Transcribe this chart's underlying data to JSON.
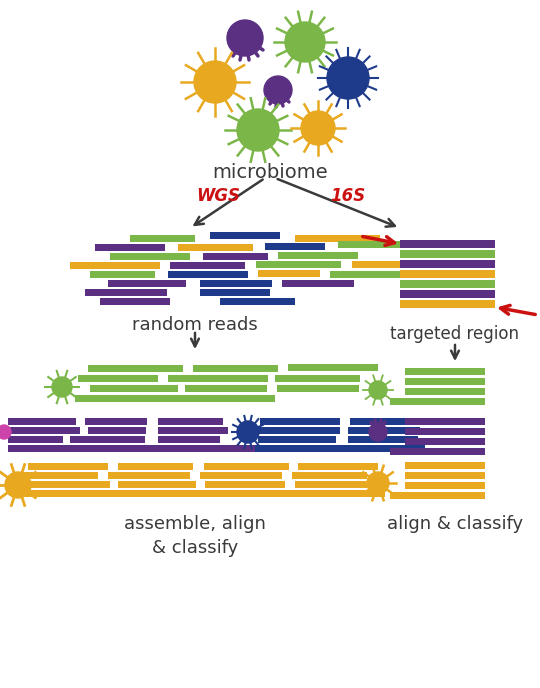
{
  "colors": {
    "green": "#7ab648",
    "purple": "#5b3082",
    "blue": "#1e3a8a",
    "gold": "#e8a820",
    "red": "#cc1111",
    "dark": "#3a3a3a",
    "white": "#ffffff",
    "pink": "#cc44aa"
  },
  "text": {
    "microbiome": "microbiome",
    "wgs": "WGS",
    "16s": "16S",
    "random_reads": "random reads",
    "targeted_region": "targeted region",
    "assemble": "assemble, align\n& classify",
    "align_classify": "align & classify"
  },
  "fig_width": 5.4,
  "fig_height": 6.88,
  "dpi": 100
}
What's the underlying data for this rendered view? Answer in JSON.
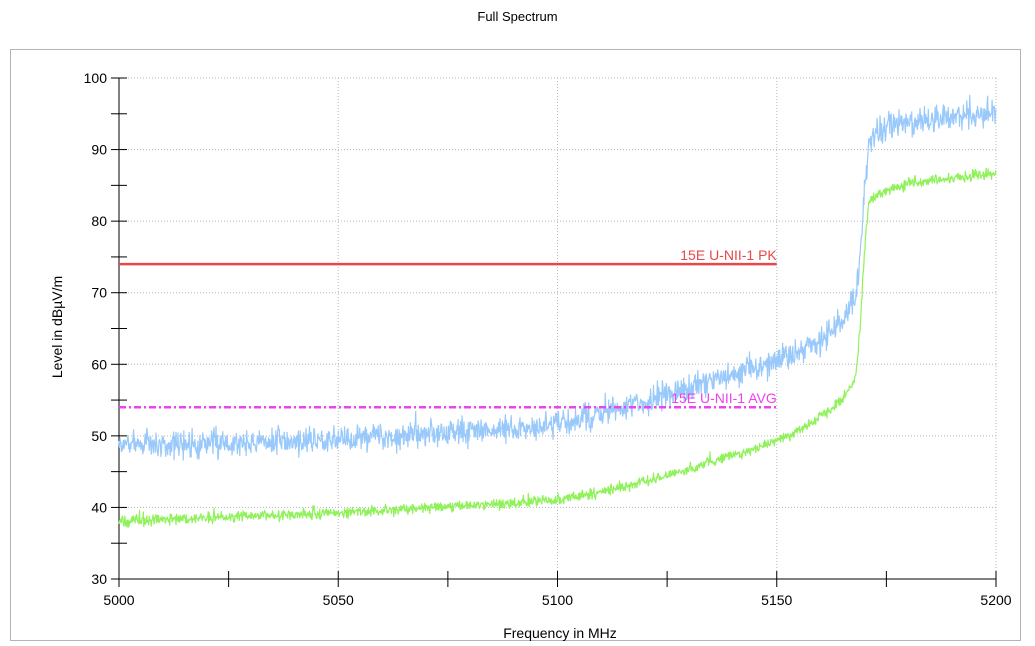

______________________________

Give every line back word for word and leave the pictures out.

Transcribe this chart's underlying data to JSON.
{
  "colors": {
    "green": "#7ab648",
    "purple": "#5b3082",
    "blue": "#1e3a8a",
    "gold": "#e8a820",
    "red": "#cc1111",
    "dark": "#3a3a3a",
    "white": "#ffffff",
    "pink": "#cc44aa"
  },
  "text": {
    "microbiome": "microbiome",
    "wgs": "WGS",
    "16s": "16S",
    "random_reads": "random reads",
    "targeted_region": "targeted region",
    "assemble": "assemble, align\n& classify",
    "align_classify": "align & classify"
  },
  "fig_width": 5.4,
  "fig_height": 6.88,
  "dpi": 100
}
What's the underlying data for this rendered view? Answer in JSON.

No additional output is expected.